## Start Extracted material

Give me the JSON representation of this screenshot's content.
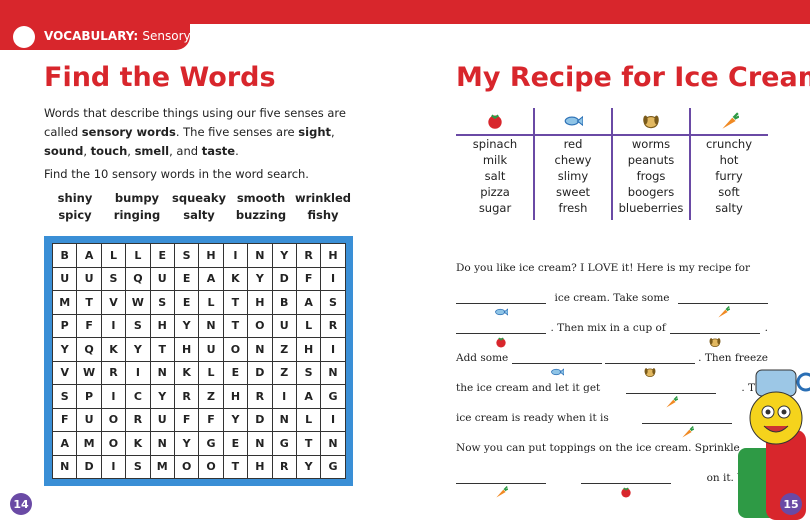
{
  "header": {
    "label": "VOCABULARY:",
    "topic": "Sensory Words"
  },
  "left_page": {
    "title": "Find the Words",
    "intro": [
      {
        "text": "Words that describe things using our five senses are called ",
        "bold": false
      },
      {
        "text": "sensory words",
        "bold": true
      },
      {
        "text": ". The five senses are ",
        "bold": false
      },
      {
        "text": "sight",
        "bold": true
      },
      {
        "text": ", ",
        "bold": false
      },
      {
        "text": "sound",
        "bold": true
      },
      {
        "text": ", ",
        "bold": false
      },
      {
        "text": "touch",
        "bold": true
      },
      {
        "text": ", ",
        "bold": false
      },
      {
        "text": "smell",
        "bold": true
      },
      {
        "text": ", and ",
        "bold": false
      },
      {
        "text": "taste",
        "bold": true
      },
      {
        "text": ".",
        "bold": false
      }
    ],
    "instruction": "Find the 10 sensory words in the word search.",
    "word_list": [
      [
        "shiny",
        "bumpy",
        "squeaky",
        "smooth",
        "wrinkled"
      ],
      [
        "spicy",
        "ringing",
        "salty",
        "buzzing",
        "fishy"
      ]
    ],
    "grid": [
      [
        "B",
        "A",
        "L",
        "L",
        "E",
        "S",
        "H",
        "I",
        "N",
        "Y",
        "R",
        "H"
      ],
      [
        "U",
        "U",
        "S",
        "Q",
        "U",
        "E",
        "A",
        "K",
        "Y",
        "D",
        "F",
        "I"
      ],
      [
        "M",
        "T",
        "V",
        "W",
        "S",
        "E",
        "L",
        "T",
        "H",
        "B",
        "A",
        "S"
      ],
      [
        "P",
        "F",
        "I",
        "S",
        "H",
        "Y",
        "N",
        "T",
        "O",
        "U",
        "L",
        "R"
      ],
      [
        "Y",
        "Q",
        "K",
        "Y",
        "T",
        "H",
        "U",
        "O",
        "N",
        "Z",
        "H",
        "I"
      ],
      [
        "V",
        "W",
        "R",
        "I",
        "N",
        "K",
        "L",
        "E",
        "D",
        "Z",
        "S",
        "N"
      ],
      [
        "S",
        "P",
        "I",
        "C",
        "Y",
        "R",
        "Z",
        "H",
        "R",
        "I",
        "A",
        "G"
      ],
      [
        "F",
        "U",
        "O",
        "R",
        "U",
        "F",
        "F",
        "Y",
        "D",
        "N",
        "L",
        "I"
      ],
      [
        "A",
        "M",
        "O",
        "K",
        "N",
        "Y",
        "G",
        "E",
        "N",
        "G",
        "T",
        "N"
      ],
      [
        "N",
        "D",
        "I",
        "S",
        "M",
        "O",
        "O",
        "T",
        "H",
        "R",
        "Y",
        "G"
      ]
    ],
    "page_number": "14"
  },
  "right_page": {
    "title": "My Recipe for Ice Cream",
    "word_bank": [
      {
        "icon": "tomato",
        "words": [
          "spinach",
          "milk",
          "salt",
          "pizza",
          "sugar"
        ]
      },
      {
        "icon": "fish",
        "words": [
          "red",
          "chewy",
          "slimy",
          "sweet",
          "fresh"
        ]
      },
      {
        "icon": "dog",
        "words": [
          "worms",
          "peanuts",
          "frogs",
          "boogers",
          "blueberries"
        ]
      },
      {
        "icon": "carrot",
        "words": [
          "crunchy",
          "hot",
          "furry",
          "soft",
          "salty"
        ]
      }
    ],
    "story": [
      [
        "Do you like ice cream? I LOVE it! Here is my recipe for"
      ],
      [
        {
          "icon": "fish"
        },
        "ice cream. Take some",
        {
          "icon": "carrot"
        }
      ],
      [
        {
          "icon": "tomato"
        },
        ". Then mix in a cup of",
        {
          "icon": "dog"
        },
        "."
      ],
      [
        "Add some",
        {
          "icon": "fish"
        },
        {
          "icon": "dog"
        },
        ". Then freeze"
      ],
      [
        "the ice cream and let it get",
        {
          "icon": "carrot"
        },
        ". The"
      ],
      [
        "ice cream is ready when it is",
        {
          "icon": "carrot"
        },
        "."
      ],
      [
        "Now you can put toppings on the ice cream. Sprinkle"
      ],
      [
        {
          "icon": "carrot"
        },
        {
          "icon": "tomato"
        },
        "on it. YUM!"
      ]
    ],
    "page_number": "15"
  }
}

## End Extracted material

What is asked
Some lines of the data above may hold the word "title"; report how many do, and nothing else.

Full answer
2